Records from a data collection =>
########
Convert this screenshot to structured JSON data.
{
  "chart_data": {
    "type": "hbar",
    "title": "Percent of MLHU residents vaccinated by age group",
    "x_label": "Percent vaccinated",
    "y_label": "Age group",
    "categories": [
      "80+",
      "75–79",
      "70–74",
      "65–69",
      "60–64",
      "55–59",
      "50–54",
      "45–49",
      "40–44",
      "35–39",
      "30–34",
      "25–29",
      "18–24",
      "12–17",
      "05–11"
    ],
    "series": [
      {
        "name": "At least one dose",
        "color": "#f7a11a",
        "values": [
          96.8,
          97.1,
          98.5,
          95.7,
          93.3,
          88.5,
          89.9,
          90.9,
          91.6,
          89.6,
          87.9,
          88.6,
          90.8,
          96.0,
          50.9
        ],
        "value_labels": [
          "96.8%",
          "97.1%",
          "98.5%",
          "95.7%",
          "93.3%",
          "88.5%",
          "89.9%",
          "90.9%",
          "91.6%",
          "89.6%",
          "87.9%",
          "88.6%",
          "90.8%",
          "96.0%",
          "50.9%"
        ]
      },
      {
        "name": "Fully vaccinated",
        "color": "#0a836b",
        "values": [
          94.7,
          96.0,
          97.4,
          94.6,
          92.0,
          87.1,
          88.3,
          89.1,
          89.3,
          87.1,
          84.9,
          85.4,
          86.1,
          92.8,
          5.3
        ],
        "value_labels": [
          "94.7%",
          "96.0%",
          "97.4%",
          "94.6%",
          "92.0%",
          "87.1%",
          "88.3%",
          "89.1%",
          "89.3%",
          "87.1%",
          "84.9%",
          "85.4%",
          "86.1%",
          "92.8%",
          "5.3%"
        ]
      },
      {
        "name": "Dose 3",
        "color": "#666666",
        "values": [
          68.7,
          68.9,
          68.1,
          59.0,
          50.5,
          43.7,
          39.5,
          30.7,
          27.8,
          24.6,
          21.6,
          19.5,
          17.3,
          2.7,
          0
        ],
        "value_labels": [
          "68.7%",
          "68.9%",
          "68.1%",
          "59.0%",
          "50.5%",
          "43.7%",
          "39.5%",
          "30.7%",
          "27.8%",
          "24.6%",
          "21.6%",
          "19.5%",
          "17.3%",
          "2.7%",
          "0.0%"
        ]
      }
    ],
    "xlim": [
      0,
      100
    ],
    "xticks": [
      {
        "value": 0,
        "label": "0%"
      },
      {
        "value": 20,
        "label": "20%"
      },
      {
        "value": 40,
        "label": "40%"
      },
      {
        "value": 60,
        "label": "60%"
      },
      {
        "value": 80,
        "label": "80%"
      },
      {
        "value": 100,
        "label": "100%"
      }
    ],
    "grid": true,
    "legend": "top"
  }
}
########
Copy every record exactly, with nothing added or dropped.

Output for this exercise =>
Convert this screenshot to structured JSON data.
{
  "chart_data": {
    "type": "hbar",
    "title": "Percent of MLHU residents vaccinated by age group",
    "x_label": "Percent vaccinated",
    "y_label": "Age group",
    "categories": [
      "80+",
      "75–79",
      "70–74",
      "65–69",
      "60–64",
      "55–59",
      "50–54",
      "45–49",
      "40–44",
      "35–39",
      "30–34",
      "25–29",
      "18–24",
      "12–17",
      "05–11"
    ],
    "series": [
      {
        "name": "At least one dose",
        "color": "#f7a11a",
        "values": [
          96.8,
          97.1,
          98.5,
          95.7,
          93.3,
          88.5,
          89.9,
          90.9,
          91.6,
          89.6,
          87.9,
          88.6,
          90.8,
          96.0,
          50.9
        ],
        "value_labels": [
          "96.8%",
          "97.1%",
          "98.5%",
          "95.7%",
          "93.3%",
          "88.5%",
          "89.9%",
          "90.9%",
          "91.6%",
          "89.6%",
          "87.9%",
          "88.6%",
          "90.8%",
          "96.0%",
          "50.9%"
        ]
      },
      {
        "name": "Fully vaccinated",
        "color": "#0a836b",
        "values": [
          94.7,
          96.0,
          97.4,
          94.6,
          92.0,
          87.1,
          88.3,
          89.1,
          89.3,
          87.1,
          84.9,
          85.4,
          86.1,
          92.8,
          5.3
        ],
        "value_labels": [
          "94.7%",
          "96.0%",
          "97.4%",
          "94.6%",
          "92.0%",
          "87.1%",
          "88.3%",
          "89.1%",
          "89.3%",
          "87.1%",
          "84.9%",
          "85.4%",
          "86.1%",
          "92.8%",
          "5.3%"
        ]
      },
      {
        "name": "Dose 3",
        "color": "#666666",
        "values": [
          68.7,
          68.9,
          68.1,
          59.0,
          50.5,
          43.7,
          39.5,
          30.7,
          27.8,
          24.6,
          21.6,
          19.5,
          17.3,
          2.7,
          0
        ],
        "value_labels": [
          "68.7%",
          "68.9%",
          "68.1%",
          "59.0%",
          "50.5%",
          "43.7%",
          "39.5%",
          "30.7%",
          "27.8%",
          "24.6%",
          "21.6%",
          "19.5%",
          "17.3%",
          "2.7%",
          "0.0%"
        ]
      }
    ],
    "xlim": [
      0,
      100
    ],
    "xticks": [
      {
        "value": 0,
        "label": "0%"
      },
      {
        "value": 20,
        "label": "20%"
      },
      {
        "value": 40,
        "label": "40%"
      },
      {
        "value": 60,
        "label": "60%"
      },
      {
        "value": 80,
        "label": "80%"
      },
      {
        "value": 100,
        "label": "100%"
      }
    ],
    "grid": true,
    "legend": "top"
  }
}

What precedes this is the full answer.